## Start PROVIDED RECORDS
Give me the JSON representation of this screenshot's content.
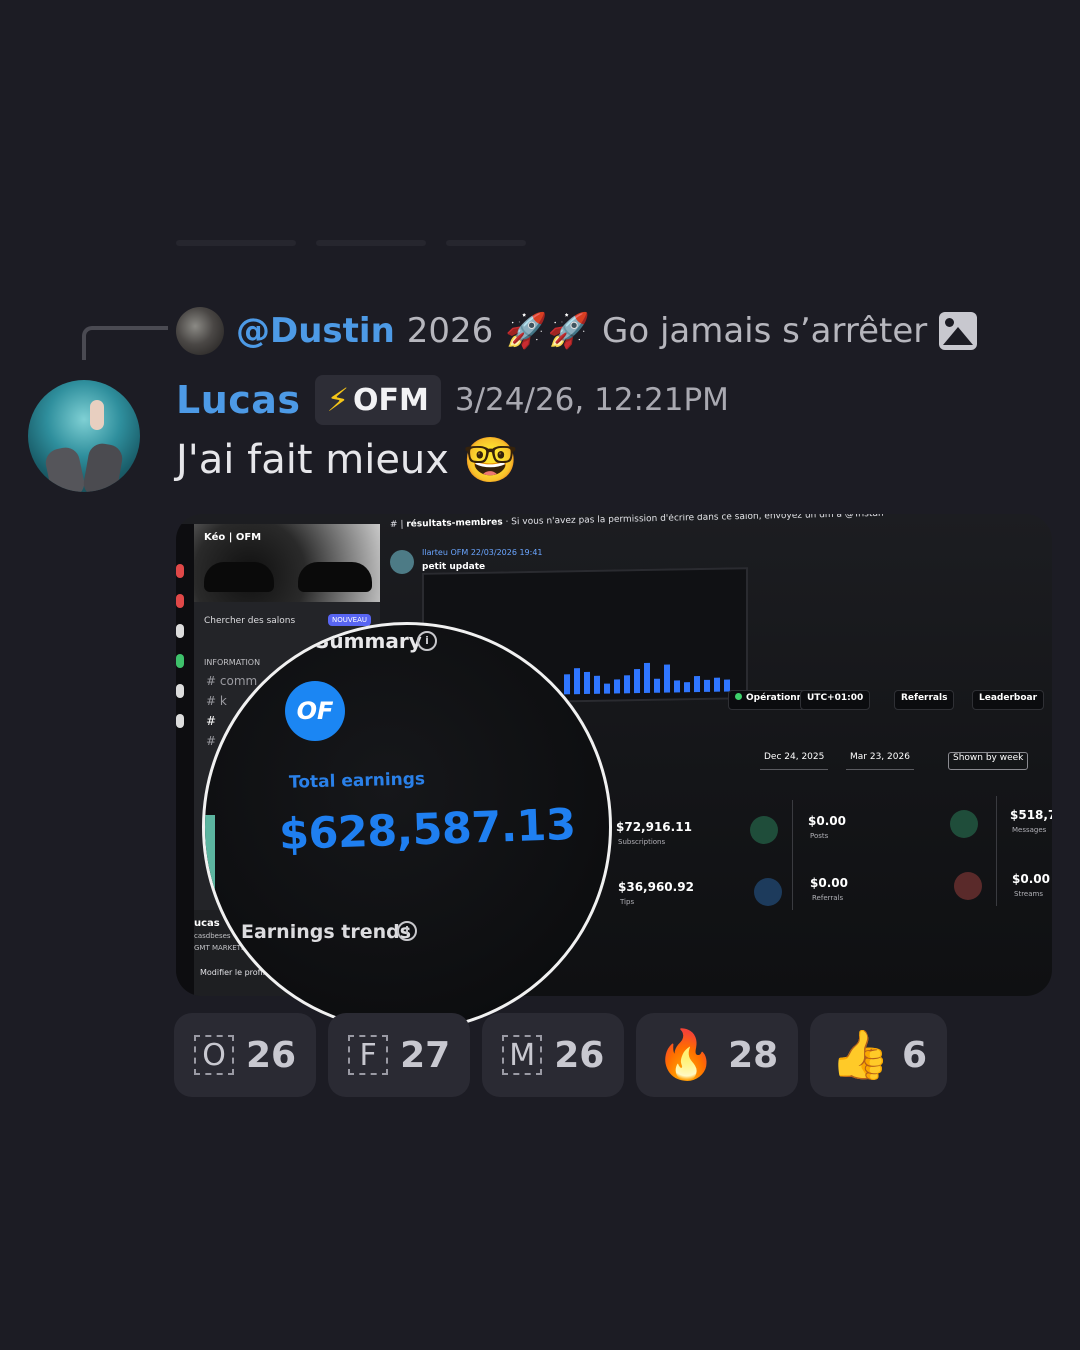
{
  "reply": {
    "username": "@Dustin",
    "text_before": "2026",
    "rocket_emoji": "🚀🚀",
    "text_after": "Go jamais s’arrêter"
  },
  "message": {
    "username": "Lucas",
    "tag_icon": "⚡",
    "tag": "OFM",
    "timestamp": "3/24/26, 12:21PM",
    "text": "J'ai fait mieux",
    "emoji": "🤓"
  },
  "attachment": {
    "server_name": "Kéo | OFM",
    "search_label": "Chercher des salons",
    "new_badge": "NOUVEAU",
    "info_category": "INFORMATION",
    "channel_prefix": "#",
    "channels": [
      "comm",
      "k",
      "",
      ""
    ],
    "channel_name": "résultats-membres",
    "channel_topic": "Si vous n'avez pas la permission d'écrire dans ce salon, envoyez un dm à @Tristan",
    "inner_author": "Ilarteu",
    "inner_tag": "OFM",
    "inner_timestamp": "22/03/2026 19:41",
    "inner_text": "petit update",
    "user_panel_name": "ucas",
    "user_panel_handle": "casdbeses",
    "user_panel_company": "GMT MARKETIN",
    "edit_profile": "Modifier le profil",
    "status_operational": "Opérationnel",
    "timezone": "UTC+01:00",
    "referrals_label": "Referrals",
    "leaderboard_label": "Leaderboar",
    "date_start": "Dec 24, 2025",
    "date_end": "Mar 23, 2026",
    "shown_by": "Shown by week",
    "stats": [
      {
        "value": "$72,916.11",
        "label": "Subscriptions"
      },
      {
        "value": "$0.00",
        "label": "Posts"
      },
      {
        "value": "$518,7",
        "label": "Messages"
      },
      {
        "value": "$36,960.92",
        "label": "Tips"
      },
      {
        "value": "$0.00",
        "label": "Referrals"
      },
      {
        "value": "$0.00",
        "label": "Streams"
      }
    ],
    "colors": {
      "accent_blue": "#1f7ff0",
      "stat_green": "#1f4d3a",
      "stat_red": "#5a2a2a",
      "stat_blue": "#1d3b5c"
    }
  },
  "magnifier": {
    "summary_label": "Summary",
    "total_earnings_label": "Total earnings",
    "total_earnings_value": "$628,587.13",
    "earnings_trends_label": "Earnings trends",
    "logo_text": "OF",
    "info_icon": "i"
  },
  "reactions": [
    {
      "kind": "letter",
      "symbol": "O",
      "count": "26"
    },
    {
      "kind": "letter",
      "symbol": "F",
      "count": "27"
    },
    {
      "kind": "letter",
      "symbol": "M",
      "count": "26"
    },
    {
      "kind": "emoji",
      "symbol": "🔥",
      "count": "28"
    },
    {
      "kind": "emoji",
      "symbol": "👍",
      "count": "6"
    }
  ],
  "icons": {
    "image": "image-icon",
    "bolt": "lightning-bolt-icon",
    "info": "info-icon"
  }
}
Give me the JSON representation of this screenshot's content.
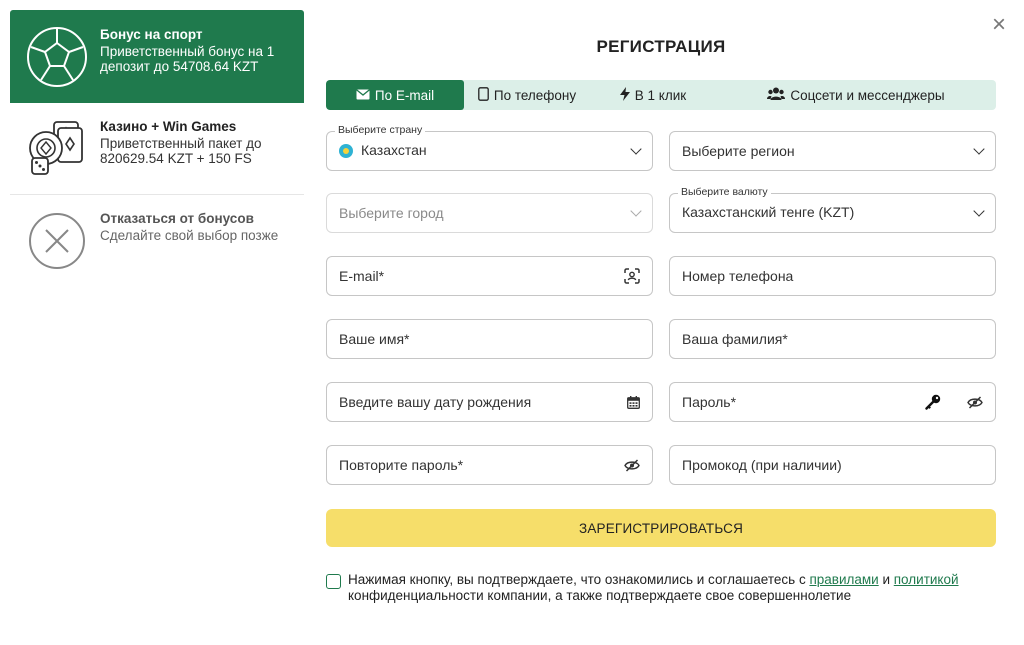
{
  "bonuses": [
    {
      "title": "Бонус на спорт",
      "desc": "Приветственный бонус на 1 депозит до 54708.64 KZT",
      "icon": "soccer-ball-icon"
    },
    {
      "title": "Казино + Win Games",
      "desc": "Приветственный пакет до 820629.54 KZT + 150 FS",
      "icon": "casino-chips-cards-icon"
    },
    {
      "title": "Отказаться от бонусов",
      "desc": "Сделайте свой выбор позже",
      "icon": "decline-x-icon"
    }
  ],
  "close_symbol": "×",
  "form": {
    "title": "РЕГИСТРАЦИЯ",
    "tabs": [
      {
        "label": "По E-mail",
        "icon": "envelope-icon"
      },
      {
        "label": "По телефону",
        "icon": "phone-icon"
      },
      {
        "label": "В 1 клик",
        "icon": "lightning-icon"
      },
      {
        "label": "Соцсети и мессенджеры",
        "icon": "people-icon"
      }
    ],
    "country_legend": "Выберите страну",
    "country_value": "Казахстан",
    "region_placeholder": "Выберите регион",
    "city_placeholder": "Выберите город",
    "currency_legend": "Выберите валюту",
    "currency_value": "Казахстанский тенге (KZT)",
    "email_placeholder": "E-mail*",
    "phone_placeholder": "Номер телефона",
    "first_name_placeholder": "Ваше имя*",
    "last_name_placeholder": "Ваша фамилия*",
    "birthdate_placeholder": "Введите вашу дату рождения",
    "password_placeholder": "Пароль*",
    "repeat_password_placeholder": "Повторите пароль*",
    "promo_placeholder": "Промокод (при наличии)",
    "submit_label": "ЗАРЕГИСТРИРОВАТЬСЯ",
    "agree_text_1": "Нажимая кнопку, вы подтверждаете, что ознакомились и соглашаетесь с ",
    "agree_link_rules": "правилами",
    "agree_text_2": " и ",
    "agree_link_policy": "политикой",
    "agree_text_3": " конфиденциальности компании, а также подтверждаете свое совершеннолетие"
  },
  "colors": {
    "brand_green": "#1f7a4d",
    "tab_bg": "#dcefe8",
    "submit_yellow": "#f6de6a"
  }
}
## End PROVIDED RECORDS
Go through the listing above and return every line where the word "desc" occurs.

RESPONSE TO THIS TASK>
      "desc": "Приветственный бонус на 1 депозит до 54708.64 KZT",
      "desc": "Приветственный пакет до 820629.54 KZT + 150 FS",
      "desc": "Сделайте свой выбор позже",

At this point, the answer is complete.